------ Information supplied ------

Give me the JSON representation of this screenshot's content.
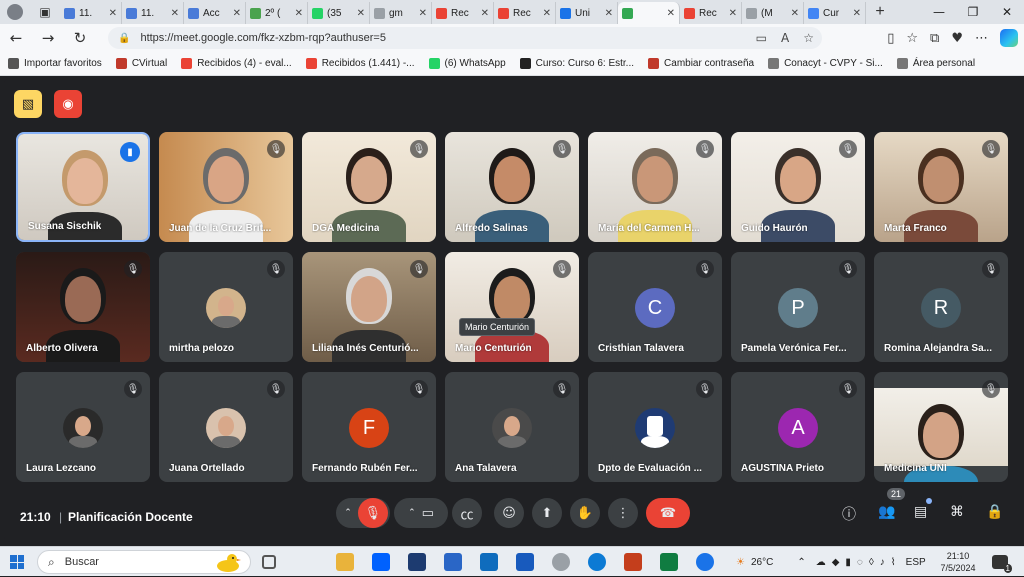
{
  "browser": {
    "tabs": [
      {
        "label": "11.",
        "favicon_color": "#4a7bd8"
      },
      {
        "label": "11.",
        "favicon_color": "#4a7bd8"
      },
      {
        "label": "Acc",
        "favicon_color": "#4a7bd8"
      },
      {
        "label": "2º (",
        "favicon_color": "#4aa34e"
      },
      {
        "label": "(35",
        "favicon_color": "#25d366"
      },
      {
        "label": "gm",
        "favicon_color": "#9aa0a6"
      },
      {
        "label": "Rec",
        "favicon_color": "#ea4335"
      },
      {
        "label": "Rec",
        "favicon_color": "#ea4335"
      },
      {
        "label": "Uni",
        "favicon_color": "#1a73e8"
      },
      {
        "label": "",
        "favicon_color": "#34a853"
      },
      {
        "label": "Rec",
        "favicon_color": "#ea4335"
      },
      {
        "label": "(M",
        "favicon_color": "#9aa0a6"
      },
      {
        "label": "Cur",
        "favicon_color": "#4285f4"
      }
    ],
    "url": "https://meet.google.com/fkz-xzbm-rqp?authuser=5",
    "bookmarks": [
      {
        "label": "Importar favoritos",
        "color": "#555"
      },
      {
        "label": "CVirtual",
        "color": "#c0392b"
      },
      {
        "label": "Recibidos (4) - eval...",
        "color": "#ea4335"
      },
      {
        "label": "Recibidos (1.441) -...",
        "color": "#ea4335"
      },
      {
        "label": "(6) WhatsApp",
        "color": "#25d366"
      },
      {
        "label": "Curso: Curso 6: Estr...",
        "color": "#222"
      },
      {
        "label": "Cambiar contraseña",
        "color": "#c0392b"
      },
      {
        "label": "Conacyt - CVPY - Si...",
        "color": "#777"
      },
      {
        "label": "Área personal",
        "color": "#777"
      }
    ]
  },
  "participants": [
    {
      "name": "Susana Sischik",
      "kind": "video",
      "speaking": true
    },
    {
      "name": "Juan de la Cruz Brit...",
      "kind": "video"
    },
    {
      "name": "DGA Medicina",
      "kind": "video"
    },
    {
      "name": "Alfredo Salinas",
      "kind": "video"
    },
    {
      "name": "María del Carmen H...",
      "kind": "video"
    },
    {
      "name": "Guido Haurón",
      "kind": "video"
    },
    {
      "name": "Marta Franco",
      "kind": "video"
    },
    {
      "name": "Alberto Olivera",
      "kind": "video"
    },
    {
      "name": "mirtha pelozo",
      "kind": "photo"
    },
    {
      "name": "Liliana Inés Centurió...",
      "kind": "video"
    },
    {
      "name": "Mario Centurión",
      "kind": "video",
      "tooltip": "Mario Centurión"
    },
    {
      "name": "Cristhian Talavera",
      "kind": "letter",
      "letter": "C",
      "color": "#5c6bc0"
    },
    {
      "name": "Pamela Verónica Fer...",
      "kind": "letter",
      "letter": "P",
      "color": "#607d8b"
    },
    {
      "name": "Romina Alejandra Sa...",
      "kind": "letter",
      "letter": "R",
      "color": "#455a64"
    },
    {
      "name": "Laura Lezcano",
      "kind": "photo"
    },
    {
      "name": "Juana Ortellado",
      "kind": "photo"
    },
    {
      "name": "Fernando Rubén Fer...",
      "kind": "letter",
      "letter": "F",
      "color": "#d84315"
    },
    {
      "name": "Ana Talavera",
      "kind": "photo"
    },
    {
      "name": "Dpto de Evaluación ...",
      "kind": "photo"
    },
    {
      "name": "AGUSTINA Prieto",
      "kind": "letter",
      "letter": "A",
      "color": "#9c27b0"
    },
    {
      "name": "Medicina UNI",
      "kind": "video"
    }
  ],
  "meeting": {
    "time": "21:10",
    "title": "Planificación Docente",
    "participant_count": "21"
  },
  "taskbar": {
    "search_placeholder": "Buscar",
    "weather": "26°C",
    "language": "ESP",
    "time": "21:10",
    "date": "7/5/2024",
    "notification_count": "1"
  },
  "colors": {
    "meet_bg": "#202124",
    "tile_bg": "#3c4043",
    "end_call": "#ea4335",
    "speaking_border": "#8ab4f8"
  }
}
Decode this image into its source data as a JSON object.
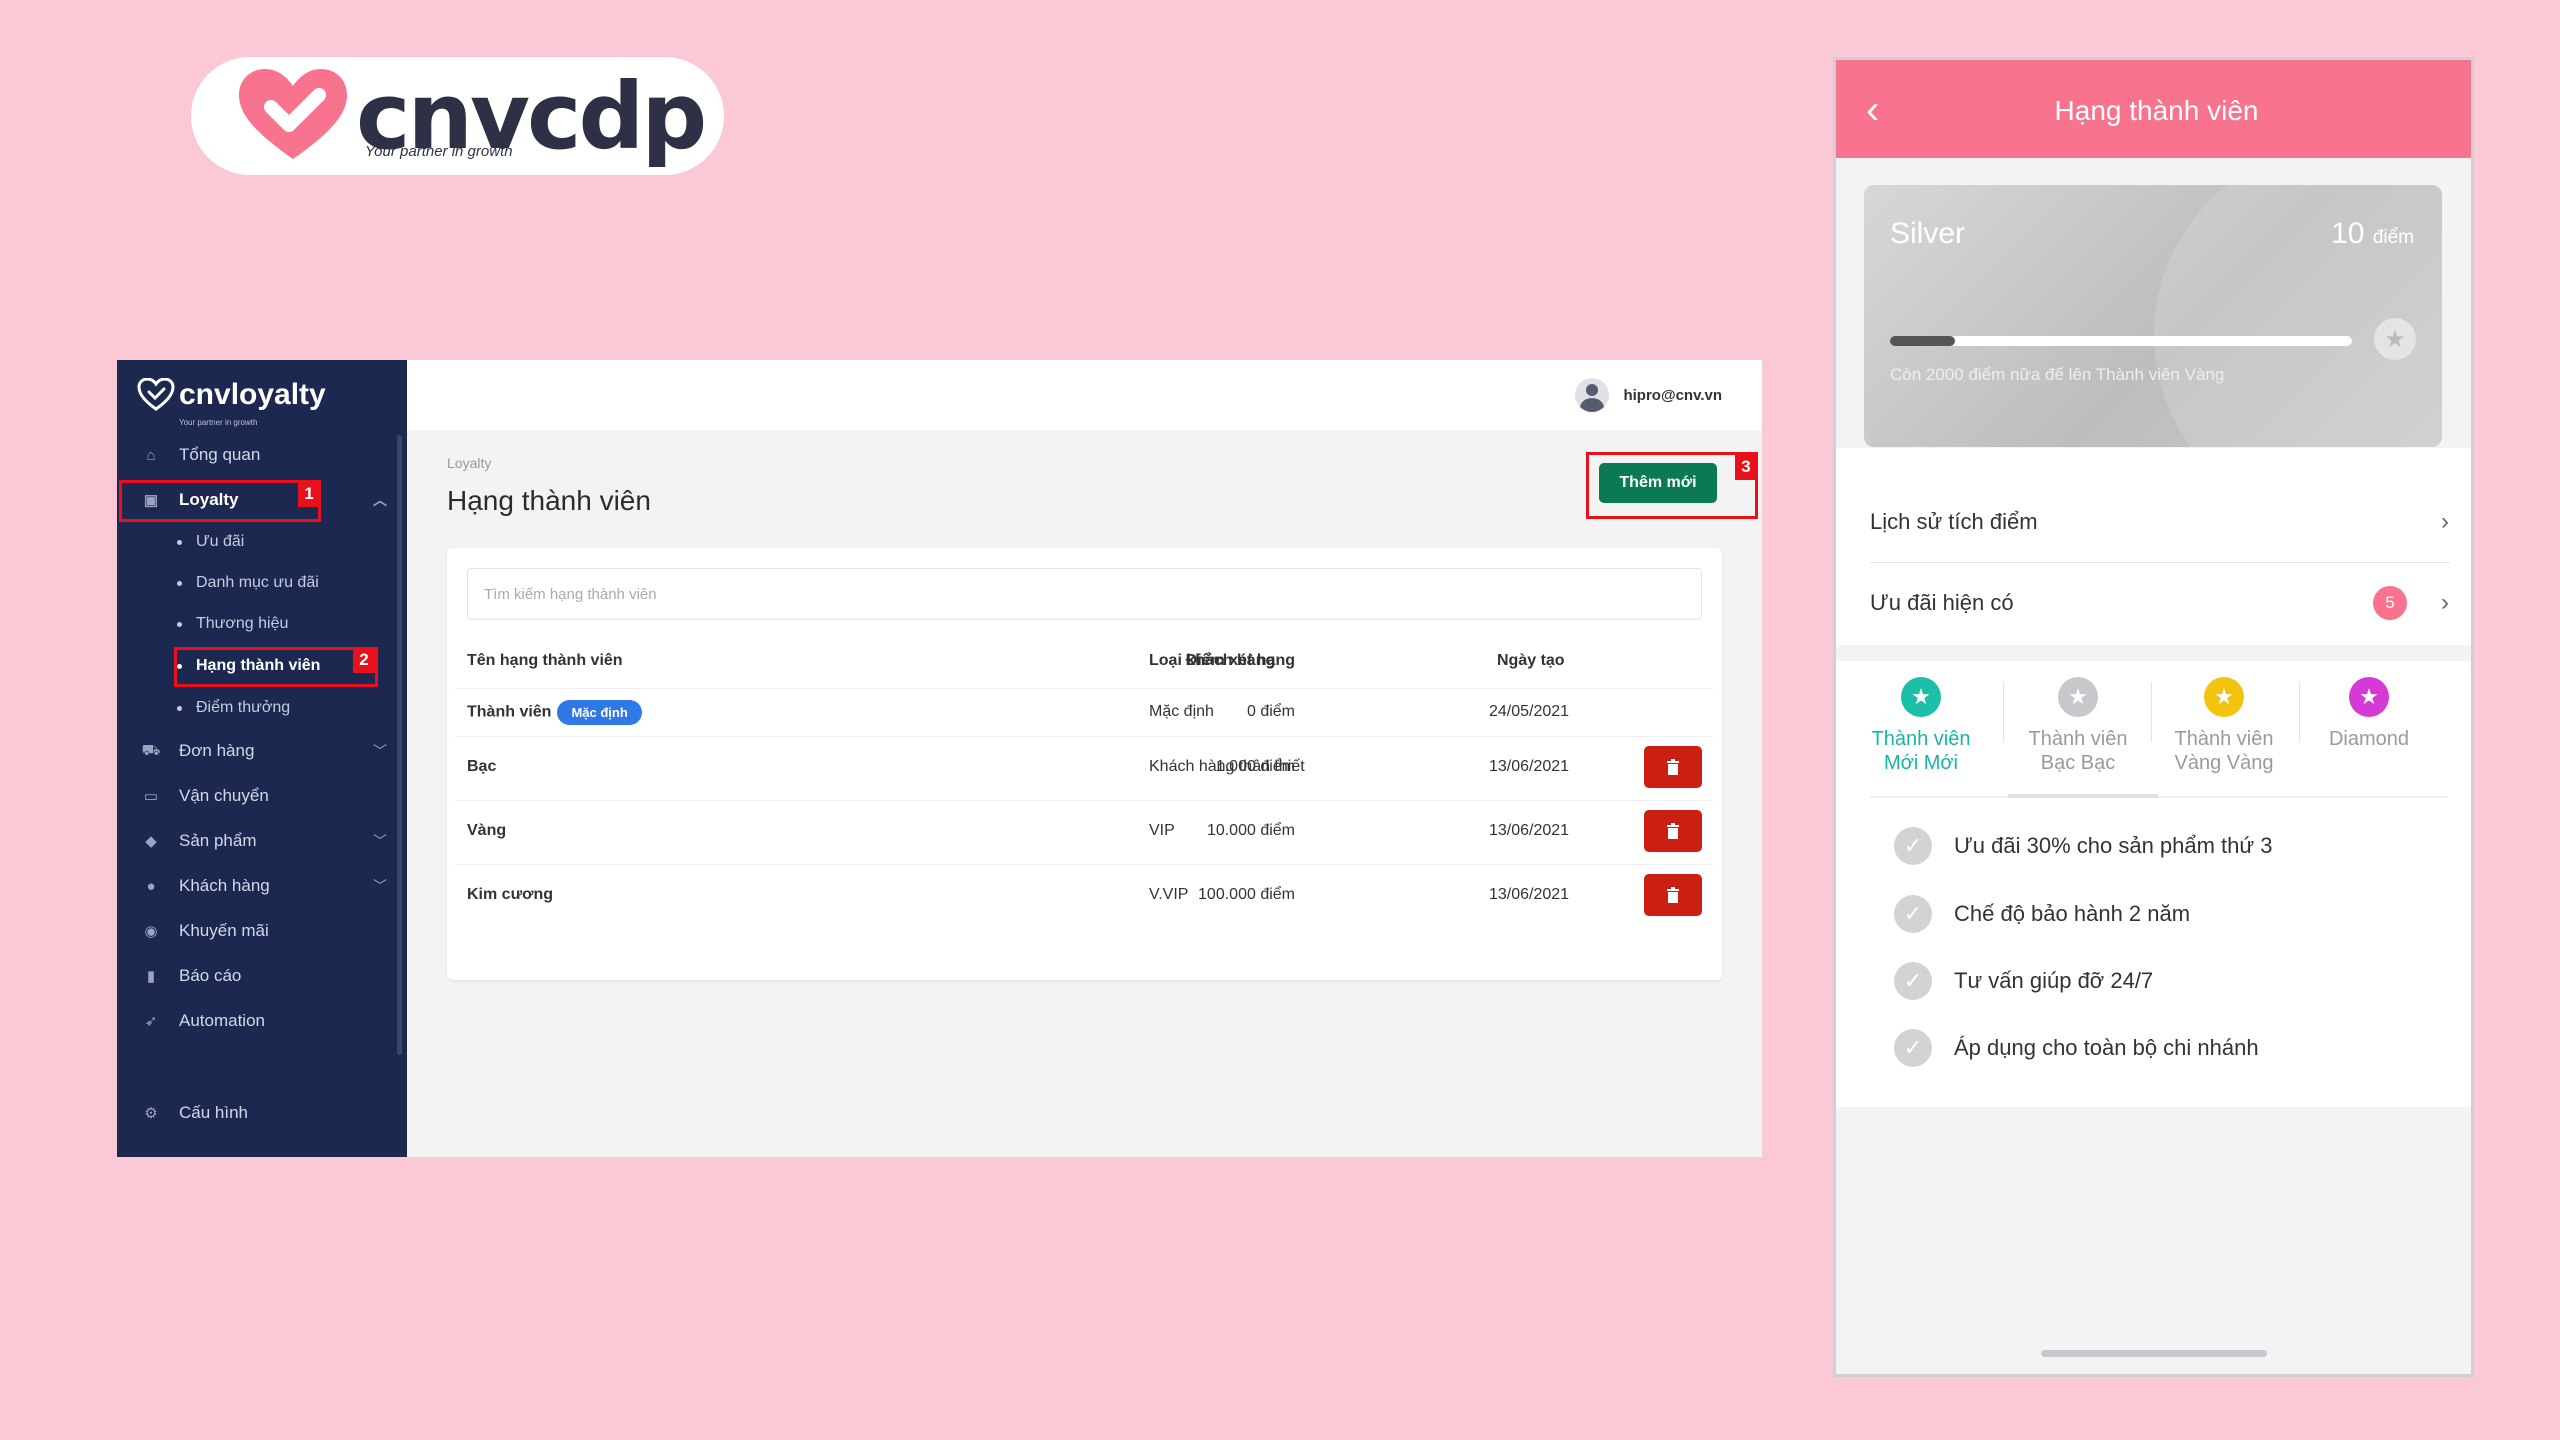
{
  "brand": {
    "name": "cnvcdp",
    "tagline": "Your partner in growth",
    "color": "#f8738e"
  },
  "admin": {
    "logo": {
      "name": "cnvloyalty",
      "tagline": "Your partner in growth"
    },
    "nav": {
      "overview": "Tổng quan",
      "loyalty": "Loyalty",
      "sub": {
        "offers": "Ưu đãi",
        "offer_categories": "Danh mục ưu đãi",
        "brands": "Thương hiệu",
        "member_tiers": "Hạng thành viên",
        "reward_points": "Điểm thưởng"
      },
      "orders": "Đơn hàng",
      "shipping": "Vận chuyển",
      "products": "Sản phẩm",
      "customers": "Khách hàng",
      "promotions": "Khuyến mãi",
      "reports": "Báo cáo",
      "automation": "Automation",
      "settings": "Cấu hình"
    },
    "markers": {
      "one": "1",
      "two": "2",
      "three": "3"
    },
    "user": "hipro@cnv.vn",
    "breadcrumb": "Loyalty",
    "page_title": "Hạng thành viên",
    "add_button": "Thêm mới",
    "search_placeholder": "Tìm kiếm hạng thành viên",
    "table": {
      "headers": {
        "name": "Tên hạng thành viên",
        "points": "Điểm xét hạng",
        "type": "Loại khách hàng",
        "date": "Ngày tạo"
      },
      "default_tag": "Mặc định",
      "rows": [
        {
          "name": "Thành viên",
          "points": "0 điểm",
          "type": "Mặc định",
          "date": "24/05/2021"
        },
        {
          "name": "Bạc",
          "points": "1.000 điểm",
          "type": "Khách hàng thân thiết",
          "date": "13/06/2021"
        },
        {
          "name": "Vàng",
          "points": "10.000 điểm",
          "type": "VIP",
          "date": "13/06/2021"
        },
        {
          "name": "Kim cương",
          "points": "100.000 điểm",
          "type": "V.VIP",
          "date": "13/06/2021"
        }
      ]
    }
  },
  "phone": {
    "title": "Hạng thành viên",
    "card": {
      "tier": "Silver",
      "points_value": "10",
      "points_unit": "điểm",
      "progress_fraction": 0.14,
      "note": "Còn 2000 điểm nữa để lên Thành viên Vàng"
    },
    "history": "Lịch sử tích điểm",
    "offers": "Ưu đãi hiện có",
    "offers_count": "5",
    "tabs": [
      {
        "line1": "Thành viên",
        "line2": "Mới Mới",
        "color": "#1dbfa9"
      },
      {
        "line1": "Thành viên",
        "line2": "Bạc Bạc",
        "color": "#c8c8cc"
      },
      {
        "line1": "Thành viên",
        "line2": "Vàng Vàng",
        "color": "#f2c40f"
      },
      {
        "line1": "Diamond",
        "line2": "",
        "color": "#d63ad6"
      }
    ],
    "benefits": [
      "Ưu đãi 30% cho sản phẩm thứ 3",
      "Chế độ bảo hành 2 năm",
      "Tư vấn giúp đỡ 24/7",
      "Áp dụng cho toàn bộ chi nhánh"
    ]
  }
}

------

## Problem
Without including any picture, repeat the data exactly.

## The output
Give me the JSON representation of this screenshot's content.
{
  "browser": {
    "tabs": [
      {
        "label": "11.",
        "favicon_color": "#4a7bd8"
      },
      {
        "label": "11.",
        "favicon_color": "#4a7bd8"
      },
      {
        "label": "Acc",
        "favicon_color": "#4a7bd8"
      },
      {
        "label": "2º (",
        "favicon_color": "#4aa34e"
      },
      {
        "label": "(35",
        "favicon_color": "#25d366"
      },
      {
        "label": "gm",
        "favicon_color": "#9aa0a6"
      },
      {
        "label": "Rec",
        "favicon_color": "#ea4335"
      },
      {
        "label": "Rec",
        "favicon_color": "#ea4335"
      },
      {
        "label": "Uni",
        "favicon_color": "#1a73e8"
      },
      {
        "label": "",
        "favicon_color": "#34a853"
      },
      {
        "label": "Rec",
        "favicon_color": "#ea4335"
      },
      {
        "label": "(M",
        "favicon_color": "#9aa0a6"
      },
      {
        "label": "Cur",
        "favicon_color": "#4285f4"
      }
    ],
    "url": "https://meet.google.com/fkz-xzbm-rqp?authuser=5",
    "bookmarks": [
      {
        "label": "Importar favoritos",
        "color": "#555"
      },
      {
        "label": "CVirtual",
        "color": "#c0392b"
      },
      {
        "label": "Recibidos (4) - eval...",
        "color": "#ea4335"
      },
      {
        "label": "Recibidos (1.441) -...",
        "color": "#ea4335"
      },
      {
        "label": "(6) WhatsApp",
        "color": "#25d366"
      },
      {
        "label": "Curso: Curso 6: Estr...",
        "color": "#222"
      },
      {
        "label": "Cambiar contraseña",
        "color": "#c0392b"
      },
      {
        "label": "Conacyt - CVPY - Si...",
        "color": "#777"
      },
      {
        "label": "Área personal",
        "color": "#777"
      }
    ]
  },
  "participants": [
    {
      "name": "Susana Sischik",
      "kind": "video",
      "speaking": true
    },
    {
      "name": "Juan de la Cruz Brit...",
      "kind": "video"
    },
    {
      "name": "DGA Medicina",
      "kind": "video"
    },
    {
      "name": "Alfredo Salinas",
      "kind": "video"
    },
    {
      "name": "María del Carmen H...",
      "kind": "video"
    },
    {
      "name": "Guido Haurón",
      "kind": "video"
    },
    {
      "name": "Marta Franco",
      "kind": "video"
    },
    {
      "name": "Alberto Olivera",
      "kind": "video"
    },
    {
      "name": "mirtha pelozo",
      "kind": "photo"
    },
    {
      "name": "Liliana Inés Centurió...",
      "kind": "video"
    },
    {
      "name": "Mario Centurión",
      "kind": "video",
      "tooltip": "Mario Centurión"
    },
    {
      "name": "Cristhian Talavera",
      "kind": "letter",
      "letter": "C",
      "color": "#5c6bc0"
    },
    {
      "name": "Pamela Verónica Fer...",
      "kind": "letter",
      "letter": "P",
      "color": "#607d8b"
    },
    {
      "name": "Romina Alejandra Sa...",
      "kind": "letter",
      "letter": "R",
      "color": "#455a64"
    },
    {
      "name": "Laura Lezcano",
      "kind": "photo"
    },
    {
      "name": "Juana Ortellado",
      "kind": "photo"
    },
    {
      "name": "Fernando Rubén Fer...",
      "kind": "letter",
      "letter": "F",
      "color": "#d84315"
    },
    {
      "name": "Ana Talavera",
      "kind": "photo"
    },
    {
      "name": "Dpto de Evaluación ...",
      "kind": "photo"
    },
    {
      "name": "AGUSTINA Prieto",
      "kind": "letter",
      "letter": "A",
      "color": "#9c27b0"
    },
    {
      "name": "Medicina UNI",
      "kind": "video"
    }
  ],
  "meeting": {
    "time": "21:10",
    "title": "Planificación Docente",
    "participant_count": "21"
  },
  "taskbar": {
    "search_placeholder": "Buscar",
    "weather": "26°C",
    "language": "ESP",
    "time": "21:10",
    "date": "7/5/2024",
    "notification_count": "1"
  },
  "colors": {
    "meet_bg": "#202124",
    "tile_bg": "#3c4043",
    "end_call": "#ea4335",
    "speaking_border": "#8ab4f8"
  }
}
Decode this image into its source data as a JSON object.
{
  "brand": {
    "name": "cnvcdp",
    "tagline": "Your partner in growth",
    "color": "#f8738e"
  },
  "admin": {
    "logo": {
      "name": "cnvloyalty",
      "tagline": "Your partner in growth"
    },
    "nav": {
      "overview": "Tổng quan",
      "loyalty": "Loyalty",
      "sub": {
        "offers": "Ưu đãi",
        "offer_categories": "Danh mục ưu đãi",
        "brands": "Thương hiệu",
        "member_tiers": "Hạng thành viên",
        "reward_points": "Điểm thưởng"
      },
      "orders": "Đơn hàng",
      "shipping": "Vận chuyển",
      "products": "Sản phẩm",
      "customers": "Khách hàng",
      "promotions": "Khuyến mãi",
      "reports": "Báo cáo",
      "automation": "Automation",
      "settings": "Cấu hình"
    },
    "markers": {
      "one": "1",
      "two": "2",
      "three": "3"
    },
    "user": "hipro@cnv.vn",
    "breadcrumb": "Loyalty",
    "page_title": "Hạng thành viên",
    "add_button": "Thêm mới",
    "search_placeholder": "Tìm kiếm hạng thành viên",
    "table": {
      "headers": {
        "name": "Tên hạng thành viên",
        "points": "Điểm xét hạng",
        "type": "Loại khách hàng",
        "date": "Ngày tạo"
      },
      "default_tag": "Mặc định",
      "rows": [
        {
          "name": "Thành viên",
          "points": "0 điểm",
          "type": "Mặc định",
          "date": "24/05/2021"
        },
        {
          "name": "Bạc",
          "points": "1.000 điểm",
          "type": "Khách hàng thân thiết",
          "date": "13/06/2021"
        },
        {
          "name": "Vàng",
          "points": "10.000 điểm",
          "type": "VIP",
          "date": "13/06/2021"
        },
        {
          "name": "Kim cương",
          "points": "100.000 điểm",
          "type": "V.VIP",
          "date": "13/06/2021"
        }
      ]
    }
  },
  "phone": {
    "title": "Hạng thành viên",
    "card": {
      "tier": "Silver",
      "points_value": "10",
      "points_unit": "điểm",
      "progress_fraction": 0.14,
      "note": "Còn 2000 điểm nữa để lên Thành viên Vàng"
    },
    "history": "Lịch sử tích điểm",
    "offers": "Ưu đãi hiện có",
    "offers_count": "5",
    "tabs": [
      {
        "line1": "Thành viên",
        "line2": "Mới Mới",
        "color": "#1dbfa9"
      },
      {
        "line1": "Thành viên",
        "line2": "Bạc Bạc",
        "color": "#c8c8cc"
      },
      {
        "line1": "Thành viên",
        "line2": "Vàng Vàng",
        "color": "#f2c40f"
      },
      {
        "line1": "Diamond",
        "line2": "",
        "color": "#d63ad6"
      }
    ],
    "benefits": [
      "Ưu đãi 30% cho sản phẩm thứ 3",
      "Chế độ bảo hành 2 năm",
      "Tư vấn giúp đỡ 24/7",
      "Áp dụng cho toàn bộ chi nhánh"
    ]
  }
}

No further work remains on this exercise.